## Goals
1. In the DB2 XML passage, what is DB2's only requirement for storing XML data?
2. Pick up the DB2 XML passage after its last sentence and keep writing.

What's behind these benefits? DB2 enables users to store XML documents intact with full DBMS knowledge of the document's internal structure. This eliminates or minimizes administrative and programming tasks associated with other alternatives. Furthermore, it can speed searches across and within documents, and it enables customers to more readily accommodate changes to business requirements reflected in XML schemas.
DB2 allows client applications to work with both tabular and XML data structures through the query language of their choice -- SQL (including SQL with XML extensions, often referred to as "SQL/XML") or XQuery. As shown in Figure 1, engine-level components within DB2 support queries specified in either language.
Figure 1. The architecture of the new DB2 9 release
To efficiently manage traditional SQL data types and XML data, DB2 includes two distinct storage mechanisms. We'll discuss the pureXML® storage technology shortly. However, it's important to note that the underlying storage mechanism used for a given data type is transparent to the application. In other words, the application doesn't need to explicitly specify which storage mechanism to use or manage physical aspects of storage, such as splitting portions of XML documents across multiple database pages. It simply enjoys the runtime performance benefits of storing and querying data in a format that's efficient for the target data.
Let's delve into the DB2 XML features from a user's point of view.
Collections of XML documents are stored in DB2 tables containing one or more columns of the new XML data type. This enables administrators to use familiar SQL data definition language (DDL) statements to create database objects for persisting their XML data. However, this familiar interface masks the fact that DB2 stores the XML data differently, using new technology to preserve the XML data's hierarchical structure and support efficient searches spanning all or part of the original XML data.
To make it easy for users to integrate traditional forms of business data with XML data, DB2 administrators can create tables that contain columns of both traditional SQL data types and the new XML data type. Here's an example of one such table:
Listing 1. Creating a table with an XML column
create table items (
id int primary key not null,
brandname varchar(30),
itemname varchar(30),
sku int,
srp decimal(7,2),
comments xml
)
|
The first five columns of this table use traditional SQL data types to track information about each item for sale, including its ID number, brand name, item name, stock keeping unit (SKU), and suggested retail price (SRP). A "comments" column contains XML data with feedback customers have shared regarding the item.
Note that the internal structure of the XML data isn't specified when creating a table with an XML column. This is by design. XML documents are self-describing, and their internal structure can vary considerably. DB2's only requirement for storing XML data is that it must be "well formed" -- that is, it must adhere to certain syntax rules specified in the "W3C standard for XML" (see "Resources"). DB2's liberal approach provides users with considerable flexibility and makes it easy to store collections of XML documents that contain different attributes and internal structures due to evolving business requirements or situations where certain information is missing or irrelevant.

Records from a data collection
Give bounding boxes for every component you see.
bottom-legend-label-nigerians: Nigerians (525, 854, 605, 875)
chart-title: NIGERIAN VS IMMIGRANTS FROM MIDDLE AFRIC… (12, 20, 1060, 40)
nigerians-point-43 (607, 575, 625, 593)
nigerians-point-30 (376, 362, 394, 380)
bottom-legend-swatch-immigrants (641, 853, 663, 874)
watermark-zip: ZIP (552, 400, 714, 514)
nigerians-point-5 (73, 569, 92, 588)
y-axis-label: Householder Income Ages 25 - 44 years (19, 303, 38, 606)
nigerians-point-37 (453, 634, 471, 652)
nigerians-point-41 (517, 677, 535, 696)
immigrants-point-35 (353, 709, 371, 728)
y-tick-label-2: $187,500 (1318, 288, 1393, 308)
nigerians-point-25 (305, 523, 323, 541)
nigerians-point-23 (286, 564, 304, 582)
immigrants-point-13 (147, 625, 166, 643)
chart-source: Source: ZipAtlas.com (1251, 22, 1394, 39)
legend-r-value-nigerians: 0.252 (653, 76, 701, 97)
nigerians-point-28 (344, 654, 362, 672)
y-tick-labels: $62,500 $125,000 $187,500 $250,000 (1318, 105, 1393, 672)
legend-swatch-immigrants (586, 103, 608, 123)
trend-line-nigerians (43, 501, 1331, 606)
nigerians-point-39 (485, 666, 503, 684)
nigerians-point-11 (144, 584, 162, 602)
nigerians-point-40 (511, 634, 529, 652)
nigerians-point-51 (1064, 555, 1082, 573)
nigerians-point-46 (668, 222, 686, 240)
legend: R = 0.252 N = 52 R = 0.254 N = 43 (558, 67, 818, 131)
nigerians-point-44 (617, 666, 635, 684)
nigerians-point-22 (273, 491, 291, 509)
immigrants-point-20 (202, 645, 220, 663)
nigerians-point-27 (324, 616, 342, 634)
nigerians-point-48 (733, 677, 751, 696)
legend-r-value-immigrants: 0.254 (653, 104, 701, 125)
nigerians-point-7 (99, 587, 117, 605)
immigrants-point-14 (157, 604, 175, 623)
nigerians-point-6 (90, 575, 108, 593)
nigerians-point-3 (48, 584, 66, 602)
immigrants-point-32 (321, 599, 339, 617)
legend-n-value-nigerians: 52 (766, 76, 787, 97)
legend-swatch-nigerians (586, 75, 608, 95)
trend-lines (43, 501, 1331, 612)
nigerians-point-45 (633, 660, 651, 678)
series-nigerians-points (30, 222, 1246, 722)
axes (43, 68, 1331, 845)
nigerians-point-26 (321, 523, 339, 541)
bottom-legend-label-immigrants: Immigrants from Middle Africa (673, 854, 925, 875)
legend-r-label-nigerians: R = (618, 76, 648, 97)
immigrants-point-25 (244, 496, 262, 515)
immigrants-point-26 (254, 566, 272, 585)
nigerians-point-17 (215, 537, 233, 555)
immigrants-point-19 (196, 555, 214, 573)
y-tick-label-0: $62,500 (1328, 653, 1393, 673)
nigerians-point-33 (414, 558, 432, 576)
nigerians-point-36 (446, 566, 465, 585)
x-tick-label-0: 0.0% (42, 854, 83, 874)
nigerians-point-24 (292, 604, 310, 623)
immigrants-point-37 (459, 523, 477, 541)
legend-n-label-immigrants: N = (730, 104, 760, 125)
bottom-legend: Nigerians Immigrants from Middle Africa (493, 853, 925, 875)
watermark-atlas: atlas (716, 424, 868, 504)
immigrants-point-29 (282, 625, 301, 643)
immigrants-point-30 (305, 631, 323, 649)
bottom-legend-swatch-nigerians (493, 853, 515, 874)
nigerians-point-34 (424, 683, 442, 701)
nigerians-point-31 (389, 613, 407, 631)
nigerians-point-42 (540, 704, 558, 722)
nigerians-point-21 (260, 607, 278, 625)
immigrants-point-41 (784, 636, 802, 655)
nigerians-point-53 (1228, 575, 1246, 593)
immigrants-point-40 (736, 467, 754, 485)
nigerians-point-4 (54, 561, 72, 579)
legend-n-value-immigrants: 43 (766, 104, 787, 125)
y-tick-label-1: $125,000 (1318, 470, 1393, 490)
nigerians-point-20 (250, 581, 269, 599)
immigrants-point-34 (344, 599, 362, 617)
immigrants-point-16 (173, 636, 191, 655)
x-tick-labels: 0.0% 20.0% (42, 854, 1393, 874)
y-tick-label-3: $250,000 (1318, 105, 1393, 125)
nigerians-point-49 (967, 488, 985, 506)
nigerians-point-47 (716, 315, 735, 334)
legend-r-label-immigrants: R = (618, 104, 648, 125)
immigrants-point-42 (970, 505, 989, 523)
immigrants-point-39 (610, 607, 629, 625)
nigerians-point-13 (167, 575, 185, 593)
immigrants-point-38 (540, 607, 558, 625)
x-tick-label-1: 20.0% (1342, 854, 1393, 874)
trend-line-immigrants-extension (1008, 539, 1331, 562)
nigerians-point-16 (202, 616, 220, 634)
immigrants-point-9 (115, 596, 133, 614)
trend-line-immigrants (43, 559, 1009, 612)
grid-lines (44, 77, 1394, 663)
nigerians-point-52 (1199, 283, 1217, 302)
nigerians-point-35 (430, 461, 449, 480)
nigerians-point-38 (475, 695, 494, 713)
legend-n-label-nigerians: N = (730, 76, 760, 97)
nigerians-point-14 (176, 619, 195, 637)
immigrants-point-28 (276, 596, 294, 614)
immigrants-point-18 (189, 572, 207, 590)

## Solved problems
1. The XML data must be well formed, meaning it follows the syntax rules in the W3C standard for XML.

2.
However, users who want to ensure that XML data conforms to their own structural rules can instruct DB2 to validate their data prior to storage. This is discussed in greater detail in "XML schemas and validation." Doing so essentially involves creating XML schemas (which are also part of the W3C XML standard) and registering these schemas with DB2. (See "Resources" for more information on XML schemas.)
At this point, you may be wondering how users populate a DB2 table with
XML data. The answer is simple -- they use one of three familiar DB2
mechanisms to do so. SQL INSERT statements as
well as the DB2 IMPORT facility accommodate XML
data in addition to other data types. (DB2
IMPORT issues INSERT
statements behind the scenes.) Load also supports XML inserts, which was added in DB2 9.5. If you're wondering why DB2 only supports
data inserts through SQL and not XQuery, that answer is pretty simple, too
-- the first version of the emerging XQuery standard focuses on database
read activities, not write activities. In the absence of a clearly
accepted standard, IBM opted to offer its users two familiar means for
persisting new XML data. (See "Resources" for
more information on the XQuery standard.)
As a practical matter, most users won't need to concern themselves with DB2's new physical storage management architecture for XML data. However, to help you understand what DB2 is doing behind the scenes, let's briefly discuss its internal approach to storing XML data.
DB2 stores and manipulates XML data in a parsed format that reflects the hierarchical nature of the original XML document. As such, it uses trees and nodes as its model for storing and processing XML data. If users instruct DB2 to validate their XML data against a registered XML schema prior to storage, DB2 will annotate all nodes in the XML hierarchy with information about the schema types.
Given the earlier definition of an "items" table, let's review a sample
XML document to be stored in that table. As shown in Listing 2 and illustrated in Figure 2, this
XML document contains multiple elements represented in a hierarchy,
including a root Comments element and one or more individual Comment
elements pertaining to a given item. Associated with each comment are a
comment identifier, customer information that may include sub-elements for
the customer's name and email address, the text of the customer's message
or comment, and an indicator of whether or not the customer would like a
reply.
Listing 2. Sample XML document
<Comments>
<Comment>
<CommentID>133</CommentID>
<Customer>
<Name>John Doe</Name>
<Email>johndoe@any_isp.com</Email>
</Customer>
<Message>Heels on shoes wear out too quickly.</Message>
<ResponseRequested>No</ResponseRequested>
</Comment>
. . .
</Comments>
|
Figure 2. Hierarchical representation of XML document in Listing 2
Upon storage, DB2 will preserve the internal structure of this document, converting its tag names and other information into integer values. Doing so helps conserve disk space and also improves the performance of queries that use navigational expressions. For example, DB2 might convert the "Comments" tag in Figure 2 to a "0" upon storage. However, users aren't aware of this internal representation.
Finally, DB2 will automatically split portions of a document—that is, nodes of the document tree—across multiple database pages as needed. Indeed, DB2 can split a collection (or sub-tree) of nodes at any level of the document hierarchy as needed. In such cases, DB2 automatically generates and maintains a "regions" index to provide an efficient means of tracking the physical representation of the entire document. The space where these XML docuements are stored is called XML Data Object Area (XDA).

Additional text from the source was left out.